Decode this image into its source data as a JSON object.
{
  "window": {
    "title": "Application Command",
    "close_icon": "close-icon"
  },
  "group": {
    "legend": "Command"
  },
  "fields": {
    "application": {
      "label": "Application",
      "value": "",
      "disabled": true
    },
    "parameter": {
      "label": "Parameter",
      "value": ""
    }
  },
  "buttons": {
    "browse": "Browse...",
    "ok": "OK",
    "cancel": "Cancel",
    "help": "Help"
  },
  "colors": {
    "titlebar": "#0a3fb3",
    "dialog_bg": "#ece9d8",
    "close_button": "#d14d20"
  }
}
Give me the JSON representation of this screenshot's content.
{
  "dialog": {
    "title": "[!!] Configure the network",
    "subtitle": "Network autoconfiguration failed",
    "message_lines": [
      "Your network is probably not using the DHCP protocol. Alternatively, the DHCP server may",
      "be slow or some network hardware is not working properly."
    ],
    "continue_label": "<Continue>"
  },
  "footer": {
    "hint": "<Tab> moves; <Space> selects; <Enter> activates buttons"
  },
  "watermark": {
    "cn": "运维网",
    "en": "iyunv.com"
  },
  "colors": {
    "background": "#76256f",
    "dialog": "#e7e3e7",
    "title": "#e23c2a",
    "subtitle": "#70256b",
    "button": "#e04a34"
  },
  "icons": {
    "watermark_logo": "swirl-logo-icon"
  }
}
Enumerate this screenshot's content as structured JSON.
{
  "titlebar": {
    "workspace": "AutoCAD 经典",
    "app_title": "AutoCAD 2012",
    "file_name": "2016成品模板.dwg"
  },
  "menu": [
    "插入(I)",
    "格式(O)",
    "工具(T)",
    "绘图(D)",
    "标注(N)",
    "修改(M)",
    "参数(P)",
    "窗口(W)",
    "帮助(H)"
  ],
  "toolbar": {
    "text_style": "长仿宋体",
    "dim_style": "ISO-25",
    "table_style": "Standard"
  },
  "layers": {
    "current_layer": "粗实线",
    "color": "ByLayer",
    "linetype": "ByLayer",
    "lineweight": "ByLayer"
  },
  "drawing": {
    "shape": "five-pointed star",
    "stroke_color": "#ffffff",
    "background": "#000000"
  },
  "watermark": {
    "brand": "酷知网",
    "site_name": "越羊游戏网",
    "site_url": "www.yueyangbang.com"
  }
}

- - -

▸ THE REQUEST
Everything in the listing above should be restated exactly.

▸ FINISHED EXERCISE
Decode this image into its source data as a JSON object.
{
  "window": {
    "title": "Application Command",
    "close_icon": "close-icon"
  },
  "group": {
    "legend": "Command"
  },
  "fields": {
    "application": {
      "label": "Application",
      "value": "",
      "disabled": true
    },
    "parameter": {
      "label": "Parameter",
      "value": ""
    }
  },
  "buttons": {
    "browse": "Browse...",
    "ok": "OK",
    "cancel": "Cancel",
    "help": "Help"
  },
  "colors": {
    "titlebar": "#0a3fb3",
    "dialog_bg": "#ece9d8",
    "close_button": "#d14d20"
  }
}
Give me the JSON representation of this screenshot's content.
{
  "dialog": {
    "title": "[!!] Configure the network",
    "subtitle": "Network autoconfiguration failed",
    "message_lines": [
      "Your network is probably not using the DHCP protocol. Alternatively, the DHCP server may",
      "be slow or some network hardware is not working properly."
    ],
    "continue_label": "<Continue>"
  },
  "footer": {
    "hint": "<Tab> moves; <Space> selects; <Enter> activates buttons"
  },
  "watermark": {
    "cn": "运维网",
    "en": "iyunv.com"
  },
  "colors": {
    "background": "#76256f",
    "dialog": "#e7e3e7",
    "title": "#e23c2a",
    "subtitle": "#70256b",
    "button": "#e04a34"
  },
  "icons": {
    "watermark_logo": "swirl-logo-icon"
  }
}
Enumerate this screenshot's content as structured JSON.
{
  "titlebar": {
    "workspace": "AutoCAD 经典",
    "app_title": "AutoCAD 2012",
    "file_name": "2016成品模板.dwg"
  },
  "menu": [
    "插入(I)",
    "格式(O)",
    "工具(T)",
    "绘图(D)",
    "标注(N)",
    "修改(M)",
    "参数(P)",
    "窗口(W)",
    "帮助(H)"
  ],
  "toolbar": {
    "text_style": "长仿宋体",
    "dim_style": "ISO-25",
    "table_style": "Standard"
  },
  "layers": {
    "current_layer": "粗实线",
    "color": "ByLayer",
    "linetype": "ByLayer",
    "lineweight": "ByLayer"
  },
  "drawing": {
    "shape": "five-pointed star",
    "stroke_color": "#ffffff",
    "background": "#000000"
  },
  "watermark": {
    "brand": "酷知网",
    "site_name": "越羊游戏网",
    "site_url": "www.yueyangbang.com"
  }
}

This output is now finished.